Print each of the entries exactly, leaving nothing out.

>> start DATA EXTRACT

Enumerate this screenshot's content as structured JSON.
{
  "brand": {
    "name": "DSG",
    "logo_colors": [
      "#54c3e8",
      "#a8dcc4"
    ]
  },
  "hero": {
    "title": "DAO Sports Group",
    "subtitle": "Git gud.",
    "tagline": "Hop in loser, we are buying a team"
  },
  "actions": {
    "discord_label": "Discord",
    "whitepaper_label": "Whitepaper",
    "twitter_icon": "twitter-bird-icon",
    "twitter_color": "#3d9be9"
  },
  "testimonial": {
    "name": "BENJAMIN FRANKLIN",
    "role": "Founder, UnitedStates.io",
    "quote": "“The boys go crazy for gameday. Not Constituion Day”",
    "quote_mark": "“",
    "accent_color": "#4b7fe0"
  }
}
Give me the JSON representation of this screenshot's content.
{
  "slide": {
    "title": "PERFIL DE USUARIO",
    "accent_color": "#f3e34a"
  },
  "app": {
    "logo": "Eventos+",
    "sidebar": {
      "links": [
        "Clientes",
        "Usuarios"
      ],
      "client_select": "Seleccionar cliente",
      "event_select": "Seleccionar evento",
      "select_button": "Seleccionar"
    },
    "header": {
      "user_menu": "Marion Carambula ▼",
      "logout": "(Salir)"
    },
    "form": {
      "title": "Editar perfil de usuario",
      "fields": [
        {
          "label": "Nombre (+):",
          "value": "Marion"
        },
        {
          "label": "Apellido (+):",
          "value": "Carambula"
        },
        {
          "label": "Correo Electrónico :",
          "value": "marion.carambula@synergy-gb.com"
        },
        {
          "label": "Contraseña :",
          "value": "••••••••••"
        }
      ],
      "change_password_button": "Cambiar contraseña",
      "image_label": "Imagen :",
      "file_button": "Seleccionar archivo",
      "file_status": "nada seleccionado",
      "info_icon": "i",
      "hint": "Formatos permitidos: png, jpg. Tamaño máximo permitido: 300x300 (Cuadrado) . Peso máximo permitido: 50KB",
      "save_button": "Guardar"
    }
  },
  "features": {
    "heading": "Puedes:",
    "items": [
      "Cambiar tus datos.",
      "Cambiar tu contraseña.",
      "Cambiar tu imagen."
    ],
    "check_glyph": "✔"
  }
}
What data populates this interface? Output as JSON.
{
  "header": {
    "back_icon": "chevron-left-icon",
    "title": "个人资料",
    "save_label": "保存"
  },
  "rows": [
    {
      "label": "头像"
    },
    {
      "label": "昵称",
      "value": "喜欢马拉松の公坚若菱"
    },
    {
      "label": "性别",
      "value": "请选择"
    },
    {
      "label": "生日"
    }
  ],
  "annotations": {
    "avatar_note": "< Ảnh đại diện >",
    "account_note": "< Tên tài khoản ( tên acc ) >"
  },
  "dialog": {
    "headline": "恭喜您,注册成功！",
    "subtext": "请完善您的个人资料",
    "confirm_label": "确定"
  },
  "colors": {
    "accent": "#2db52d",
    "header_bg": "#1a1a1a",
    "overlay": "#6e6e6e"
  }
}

>> end DATA EXTRACT

§ SOLVED PROBLEM:
Enumerate this screenshot's content as structured JSON.
{
  "brand": {
    "name": "DSG",
    "logo_colors": [
      "#54c3e8",
      "#a8dcc4"
    ]
  },
  "hero": {
    "title": "DAO Sports Group",
    "subtitle": "Git gud.",
    "tagline": "Hop in loser, we are buying a team"
  },
  "actions": {
    "discord_label": "Discord",
    "whitepaper_label": "Whitepaper",
    "twitter_icon": "twitter-bird-icon",
    "twitter_color": "#3d9be9"
  },
  "testimonial": {
    "name": "BENJAMIN FRANKLIN",
    "role": "Founder, UnitedStates.io",
    "quote": "“The boys go crazy for gameday. Not Constituion Day”",
    "quote_mark": "“",
    "accent_color": "#4b7fe0"
  }
}
Give me the JSON representation of this screenshot's content.
{
  "slide": {
    "title": "PERFIL DE USUARIO",
    "accent_color": "#f3e34a"
  },
  "app": {
    "logo": "Eventos+",
    "sidebar": {
      "links": [
        "Clientes",
        "Usuarios"
      ],
      "client_select": "Seleccionar cliente",
      "event_select": "Seleccionar evento",
      "select_button": "Seleccionar"
    },
    "header": {
      "user_menu": "Marion Carambula ▼",
      "logout": "(Salir)"
    },
    "form": {
      "title": "Editar perfil de usuario",
      "fields": [
        {
          "label": "Nombre (+):",
          "value": "Marion"
        },
        {
          "label": "Apellido (+):",
          "value": "Carambula"
        },
        {
          "label": "Correo Electrónico :",
          "value": "marion.carambula@synergy-gb.com"
        },
        {
          "label": "Contraseña :",
          "value": "••••••••••"
        }
      ],
      "change_password_button": "Cambiar contraseña",
      "image_label": "Imagen :",
      "file_button": "Seleccionar archivo",
      "file_status": "nada seleccionado",
      "info_icon": "i",
      "hint": "Formatos permitidos: png, jpg. Tamaño máximo permitido: 300x300 (Cuadrado) . Peso máximo permitido: 50KB",
      "save_button": "Guardar"
    }
  },
  "features": {
    "heading": "Puedes:",
    "items": [
      "Cambiar tus datos.",
      "Cambiar tu contraseña.",
      "Cambiar tu imagen."
    ],
    "check_glyph": "✔"
  }
}
What data populates this interface? Output as JSON.
{
  "header": {
    "back_icon": "chevron-left-icon",
    "title": "个人资料",
    "save_label": "保存"
  },
  "rows": [
    {
      "label": "头像"
    },
    {
      "label": "昵称",
      "value": "喜欢马拉松の公坚若菱"
    },
    {
      "label": "性别",
      "value": "请选择"
    },
    {
      "label": "生日"
    }
  ],
  "annotations": {
    "avatar_note": "< Ảnh đại diện >",
    "account_note": "< Tên tài khoản ( tên acc ) >"
  },
  "dialog": {
    "headline": "恭喜您,注册成功！",
    "subtext": "请完善您的个人资料",
    "confirm_label": "确定"
  },
  "colors": {
    "accent": "#2db52d",
    "header_bg": "#1a1a1a",
    "overlay": "#6e6e6e"
  }
}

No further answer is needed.